▶ [Dataset items]
---
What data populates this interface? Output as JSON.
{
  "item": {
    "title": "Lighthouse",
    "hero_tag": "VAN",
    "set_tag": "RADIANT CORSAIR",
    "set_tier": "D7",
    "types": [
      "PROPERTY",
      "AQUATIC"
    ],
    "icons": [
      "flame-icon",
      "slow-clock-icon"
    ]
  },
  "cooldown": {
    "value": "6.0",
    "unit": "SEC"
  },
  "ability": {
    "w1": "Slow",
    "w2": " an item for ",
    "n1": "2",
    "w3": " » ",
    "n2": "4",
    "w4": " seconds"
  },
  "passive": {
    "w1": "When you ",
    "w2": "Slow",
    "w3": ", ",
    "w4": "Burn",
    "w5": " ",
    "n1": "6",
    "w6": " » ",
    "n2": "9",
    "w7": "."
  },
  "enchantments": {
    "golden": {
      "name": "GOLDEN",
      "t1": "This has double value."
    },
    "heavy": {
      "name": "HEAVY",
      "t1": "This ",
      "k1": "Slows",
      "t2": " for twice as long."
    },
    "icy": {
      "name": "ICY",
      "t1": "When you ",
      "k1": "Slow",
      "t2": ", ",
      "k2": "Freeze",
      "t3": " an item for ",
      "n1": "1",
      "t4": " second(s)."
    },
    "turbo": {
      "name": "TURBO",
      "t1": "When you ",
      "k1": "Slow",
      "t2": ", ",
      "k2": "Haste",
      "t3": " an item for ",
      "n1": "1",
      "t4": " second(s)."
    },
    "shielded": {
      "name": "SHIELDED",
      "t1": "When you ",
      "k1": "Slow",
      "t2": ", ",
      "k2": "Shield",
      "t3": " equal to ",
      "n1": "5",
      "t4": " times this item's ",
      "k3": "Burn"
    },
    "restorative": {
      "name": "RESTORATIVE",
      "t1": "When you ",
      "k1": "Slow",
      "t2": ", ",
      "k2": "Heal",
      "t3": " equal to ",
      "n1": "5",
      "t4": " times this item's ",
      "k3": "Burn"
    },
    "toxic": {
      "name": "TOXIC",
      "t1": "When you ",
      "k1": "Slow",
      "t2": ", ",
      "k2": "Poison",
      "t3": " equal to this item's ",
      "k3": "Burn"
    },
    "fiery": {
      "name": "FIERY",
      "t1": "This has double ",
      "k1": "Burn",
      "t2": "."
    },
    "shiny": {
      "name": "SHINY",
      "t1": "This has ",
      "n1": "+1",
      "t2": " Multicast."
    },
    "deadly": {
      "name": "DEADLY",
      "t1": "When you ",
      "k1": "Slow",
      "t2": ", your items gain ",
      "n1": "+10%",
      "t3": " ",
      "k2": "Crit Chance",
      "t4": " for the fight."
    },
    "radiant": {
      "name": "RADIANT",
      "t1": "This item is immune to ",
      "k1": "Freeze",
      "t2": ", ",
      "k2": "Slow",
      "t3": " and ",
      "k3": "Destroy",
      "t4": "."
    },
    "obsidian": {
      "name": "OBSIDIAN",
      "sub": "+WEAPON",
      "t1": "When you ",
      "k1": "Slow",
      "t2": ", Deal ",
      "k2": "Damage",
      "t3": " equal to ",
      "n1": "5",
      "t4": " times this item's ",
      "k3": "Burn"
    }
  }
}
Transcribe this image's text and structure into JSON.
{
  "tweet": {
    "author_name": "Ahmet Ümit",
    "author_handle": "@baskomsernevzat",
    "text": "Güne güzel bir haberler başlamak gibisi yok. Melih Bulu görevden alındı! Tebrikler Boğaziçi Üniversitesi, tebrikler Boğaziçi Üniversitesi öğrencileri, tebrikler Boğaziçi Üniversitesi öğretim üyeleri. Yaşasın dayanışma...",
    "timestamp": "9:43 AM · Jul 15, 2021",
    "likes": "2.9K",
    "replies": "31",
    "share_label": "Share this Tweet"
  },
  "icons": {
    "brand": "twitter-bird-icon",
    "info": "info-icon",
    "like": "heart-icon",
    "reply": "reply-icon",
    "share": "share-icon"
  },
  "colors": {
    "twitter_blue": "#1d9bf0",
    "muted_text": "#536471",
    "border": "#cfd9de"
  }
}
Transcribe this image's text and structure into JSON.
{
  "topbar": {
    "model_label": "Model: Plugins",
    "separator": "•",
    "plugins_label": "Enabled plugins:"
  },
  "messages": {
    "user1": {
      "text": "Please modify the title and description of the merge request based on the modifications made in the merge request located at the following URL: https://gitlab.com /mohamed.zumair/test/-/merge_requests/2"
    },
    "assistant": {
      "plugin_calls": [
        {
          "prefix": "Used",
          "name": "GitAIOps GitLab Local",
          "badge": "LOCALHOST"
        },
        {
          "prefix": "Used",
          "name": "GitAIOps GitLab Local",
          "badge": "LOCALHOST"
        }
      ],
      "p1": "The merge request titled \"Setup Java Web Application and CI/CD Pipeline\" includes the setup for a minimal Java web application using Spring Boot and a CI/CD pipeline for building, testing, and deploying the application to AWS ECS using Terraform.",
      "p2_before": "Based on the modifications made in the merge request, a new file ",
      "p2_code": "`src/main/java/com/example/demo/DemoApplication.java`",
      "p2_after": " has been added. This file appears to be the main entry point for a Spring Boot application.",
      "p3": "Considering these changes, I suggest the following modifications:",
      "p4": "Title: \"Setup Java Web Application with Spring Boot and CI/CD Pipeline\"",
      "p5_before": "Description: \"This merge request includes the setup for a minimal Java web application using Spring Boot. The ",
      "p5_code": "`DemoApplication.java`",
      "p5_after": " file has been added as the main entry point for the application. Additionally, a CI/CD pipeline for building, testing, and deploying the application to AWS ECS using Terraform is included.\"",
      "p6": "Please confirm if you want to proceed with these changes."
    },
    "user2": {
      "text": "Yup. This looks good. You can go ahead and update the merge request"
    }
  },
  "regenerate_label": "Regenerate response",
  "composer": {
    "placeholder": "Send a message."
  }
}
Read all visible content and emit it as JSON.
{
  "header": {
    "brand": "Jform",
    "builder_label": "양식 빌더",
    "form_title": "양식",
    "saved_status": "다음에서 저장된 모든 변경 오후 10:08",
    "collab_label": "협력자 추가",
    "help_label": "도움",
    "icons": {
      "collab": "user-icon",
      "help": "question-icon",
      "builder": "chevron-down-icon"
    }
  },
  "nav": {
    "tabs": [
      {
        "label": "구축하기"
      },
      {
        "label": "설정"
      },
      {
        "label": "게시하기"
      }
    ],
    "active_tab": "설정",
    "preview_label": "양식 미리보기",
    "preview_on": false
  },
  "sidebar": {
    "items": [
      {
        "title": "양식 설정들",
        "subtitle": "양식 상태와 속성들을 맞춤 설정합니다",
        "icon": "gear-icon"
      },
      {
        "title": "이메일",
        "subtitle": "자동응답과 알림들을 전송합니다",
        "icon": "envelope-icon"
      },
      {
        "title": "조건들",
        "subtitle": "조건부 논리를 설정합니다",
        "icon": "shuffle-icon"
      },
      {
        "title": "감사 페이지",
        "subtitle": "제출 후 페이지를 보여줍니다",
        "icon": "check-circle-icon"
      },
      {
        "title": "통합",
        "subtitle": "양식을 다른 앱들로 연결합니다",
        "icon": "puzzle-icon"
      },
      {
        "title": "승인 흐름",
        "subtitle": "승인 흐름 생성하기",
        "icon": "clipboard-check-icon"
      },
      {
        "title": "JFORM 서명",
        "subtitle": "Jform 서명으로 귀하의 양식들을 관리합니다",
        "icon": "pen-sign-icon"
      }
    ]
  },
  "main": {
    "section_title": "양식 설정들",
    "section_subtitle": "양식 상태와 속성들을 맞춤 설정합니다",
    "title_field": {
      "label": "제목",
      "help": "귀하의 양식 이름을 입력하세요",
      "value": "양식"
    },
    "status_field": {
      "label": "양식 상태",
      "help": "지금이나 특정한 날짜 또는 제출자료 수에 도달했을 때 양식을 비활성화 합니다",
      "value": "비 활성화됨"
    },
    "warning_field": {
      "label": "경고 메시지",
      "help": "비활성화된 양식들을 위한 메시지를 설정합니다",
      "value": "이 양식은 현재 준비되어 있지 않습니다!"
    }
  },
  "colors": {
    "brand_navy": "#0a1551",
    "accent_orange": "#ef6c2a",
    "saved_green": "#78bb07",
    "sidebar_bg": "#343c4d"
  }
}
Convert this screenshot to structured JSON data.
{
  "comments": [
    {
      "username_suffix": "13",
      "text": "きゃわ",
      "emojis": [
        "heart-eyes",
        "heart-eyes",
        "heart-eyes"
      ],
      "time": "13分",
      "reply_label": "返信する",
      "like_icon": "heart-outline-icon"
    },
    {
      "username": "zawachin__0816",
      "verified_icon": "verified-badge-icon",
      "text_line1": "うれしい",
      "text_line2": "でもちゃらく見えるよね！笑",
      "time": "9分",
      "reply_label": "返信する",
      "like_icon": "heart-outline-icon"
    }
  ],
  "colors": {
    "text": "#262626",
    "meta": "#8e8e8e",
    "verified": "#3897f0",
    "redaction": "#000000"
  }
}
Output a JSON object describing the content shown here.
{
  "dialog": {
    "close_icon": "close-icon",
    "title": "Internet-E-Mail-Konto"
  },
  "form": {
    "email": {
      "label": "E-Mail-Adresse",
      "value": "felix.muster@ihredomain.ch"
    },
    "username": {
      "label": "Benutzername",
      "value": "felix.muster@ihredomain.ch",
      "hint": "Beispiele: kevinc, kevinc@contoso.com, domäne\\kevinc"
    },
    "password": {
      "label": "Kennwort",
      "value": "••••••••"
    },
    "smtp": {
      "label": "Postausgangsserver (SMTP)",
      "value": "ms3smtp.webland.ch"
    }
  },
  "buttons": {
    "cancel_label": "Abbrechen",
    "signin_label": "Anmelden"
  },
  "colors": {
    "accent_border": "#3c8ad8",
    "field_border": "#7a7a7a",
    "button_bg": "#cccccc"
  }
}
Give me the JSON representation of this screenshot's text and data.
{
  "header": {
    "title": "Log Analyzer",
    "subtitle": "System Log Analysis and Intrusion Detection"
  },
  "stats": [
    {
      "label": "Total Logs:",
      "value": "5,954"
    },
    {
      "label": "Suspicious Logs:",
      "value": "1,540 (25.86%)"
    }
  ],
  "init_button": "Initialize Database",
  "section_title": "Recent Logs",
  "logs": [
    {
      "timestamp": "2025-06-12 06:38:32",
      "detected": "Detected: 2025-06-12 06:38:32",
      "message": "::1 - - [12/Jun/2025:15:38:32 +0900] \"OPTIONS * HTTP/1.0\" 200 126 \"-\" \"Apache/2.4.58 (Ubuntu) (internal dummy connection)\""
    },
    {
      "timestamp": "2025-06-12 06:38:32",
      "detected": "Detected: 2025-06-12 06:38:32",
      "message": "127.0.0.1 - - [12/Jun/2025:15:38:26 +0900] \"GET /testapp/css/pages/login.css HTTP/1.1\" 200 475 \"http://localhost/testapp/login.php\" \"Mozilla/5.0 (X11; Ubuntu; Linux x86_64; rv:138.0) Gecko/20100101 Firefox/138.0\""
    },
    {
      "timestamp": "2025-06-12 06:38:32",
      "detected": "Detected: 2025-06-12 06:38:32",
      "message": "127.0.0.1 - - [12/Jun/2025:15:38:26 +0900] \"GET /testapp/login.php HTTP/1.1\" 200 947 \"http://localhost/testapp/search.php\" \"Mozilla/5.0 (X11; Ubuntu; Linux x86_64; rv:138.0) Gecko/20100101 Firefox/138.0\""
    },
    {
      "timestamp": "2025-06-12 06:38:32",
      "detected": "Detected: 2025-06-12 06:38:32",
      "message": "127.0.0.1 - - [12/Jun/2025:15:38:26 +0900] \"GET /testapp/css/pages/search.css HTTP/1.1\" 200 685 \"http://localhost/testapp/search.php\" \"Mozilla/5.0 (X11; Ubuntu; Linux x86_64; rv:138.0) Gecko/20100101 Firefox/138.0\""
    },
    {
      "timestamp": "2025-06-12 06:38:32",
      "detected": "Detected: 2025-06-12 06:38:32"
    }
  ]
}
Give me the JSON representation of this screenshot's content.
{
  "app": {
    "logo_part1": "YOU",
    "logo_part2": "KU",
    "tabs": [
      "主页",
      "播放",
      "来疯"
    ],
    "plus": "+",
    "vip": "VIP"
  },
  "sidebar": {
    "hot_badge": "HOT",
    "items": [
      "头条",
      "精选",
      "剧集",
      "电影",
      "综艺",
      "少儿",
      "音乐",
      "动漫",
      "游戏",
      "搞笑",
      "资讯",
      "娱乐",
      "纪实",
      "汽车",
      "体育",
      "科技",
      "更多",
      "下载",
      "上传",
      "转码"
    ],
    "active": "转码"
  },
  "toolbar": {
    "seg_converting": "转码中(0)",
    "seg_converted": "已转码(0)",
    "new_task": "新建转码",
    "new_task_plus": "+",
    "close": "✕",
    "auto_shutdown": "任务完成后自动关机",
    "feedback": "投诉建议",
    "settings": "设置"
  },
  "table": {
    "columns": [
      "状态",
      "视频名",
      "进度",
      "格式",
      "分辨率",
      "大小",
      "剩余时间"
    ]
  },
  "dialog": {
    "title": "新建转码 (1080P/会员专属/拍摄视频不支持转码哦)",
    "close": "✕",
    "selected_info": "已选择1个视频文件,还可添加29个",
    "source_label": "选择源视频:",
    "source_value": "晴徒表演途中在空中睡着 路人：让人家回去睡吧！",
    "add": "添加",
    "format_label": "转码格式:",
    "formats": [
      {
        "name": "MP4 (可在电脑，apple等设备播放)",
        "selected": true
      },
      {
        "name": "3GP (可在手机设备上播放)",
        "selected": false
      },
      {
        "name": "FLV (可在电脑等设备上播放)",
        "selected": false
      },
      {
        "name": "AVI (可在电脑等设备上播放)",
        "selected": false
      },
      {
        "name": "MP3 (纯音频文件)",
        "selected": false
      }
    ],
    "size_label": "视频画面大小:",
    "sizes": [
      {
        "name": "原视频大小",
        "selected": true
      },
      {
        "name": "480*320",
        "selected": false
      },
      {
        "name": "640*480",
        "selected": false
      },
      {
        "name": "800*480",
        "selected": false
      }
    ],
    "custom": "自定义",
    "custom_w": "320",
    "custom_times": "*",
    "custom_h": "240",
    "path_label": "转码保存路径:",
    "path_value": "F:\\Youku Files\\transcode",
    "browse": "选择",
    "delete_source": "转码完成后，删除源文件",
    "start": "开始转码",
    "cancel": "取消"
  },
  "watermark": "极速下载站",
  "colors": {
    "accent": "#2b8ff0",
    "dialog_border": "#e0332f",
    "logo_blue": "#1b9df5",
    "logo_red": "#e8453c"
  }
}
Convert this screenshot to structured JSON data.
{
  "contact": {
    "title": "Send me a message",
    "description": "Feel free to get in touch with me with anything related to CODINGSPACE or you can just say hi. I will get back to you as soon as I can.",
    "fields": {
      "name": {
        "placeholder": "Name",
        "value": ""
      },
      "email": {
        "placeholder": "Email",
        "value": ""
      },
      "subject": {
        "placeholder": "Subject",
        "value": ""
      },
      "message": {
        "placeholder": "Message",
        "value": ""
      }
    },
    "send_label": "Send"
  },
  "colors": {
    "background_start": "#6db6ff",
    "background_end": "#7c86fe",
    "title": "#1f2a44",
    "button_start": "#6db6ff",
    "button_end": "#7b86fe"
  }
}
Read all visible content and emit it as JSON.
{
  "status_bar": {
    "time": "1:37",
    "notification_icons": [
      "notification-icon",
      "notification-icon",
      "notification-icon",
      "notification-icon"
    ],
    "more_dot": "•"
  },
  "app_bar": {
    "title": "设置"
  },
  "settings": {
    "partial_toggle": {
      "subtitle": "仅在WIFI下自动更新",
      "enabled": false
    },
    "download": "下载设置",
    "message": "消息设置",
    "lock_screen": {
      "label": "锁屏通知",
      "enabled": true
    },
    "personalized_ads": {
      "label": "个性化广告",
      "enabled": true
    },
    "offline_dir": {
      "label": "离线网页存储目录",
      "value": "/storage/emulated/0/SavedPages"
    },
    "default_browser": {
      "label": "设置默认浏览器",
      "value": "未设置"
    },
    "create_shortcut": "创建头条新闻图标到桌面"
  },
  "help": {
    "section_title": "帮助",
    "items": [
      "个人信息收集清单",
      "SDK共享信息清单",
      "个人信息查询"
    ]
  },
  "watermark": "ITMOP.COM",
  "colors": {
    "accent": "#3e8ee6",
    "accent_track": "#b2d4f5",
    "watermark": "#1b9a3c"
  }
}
---
▶ [Exercise goal]
Copy out each line that contains the word "deploying".

▶ [Answer below]
      "p1": "The merge request titled \"Setup Java Web Application and CI/CD Pipeline\" includes the setup for a minimal Java web application using Spring Boot and a CI/CD pipeline for building, testing, and deploying the application to AWS ECS using Terraform.",
      "p5_after": " file has been added as the main entry point for the application. Additionally, a CI/CD pipeline for building, testing, and deploying the application to AWS ECS using Terraform is included.\"",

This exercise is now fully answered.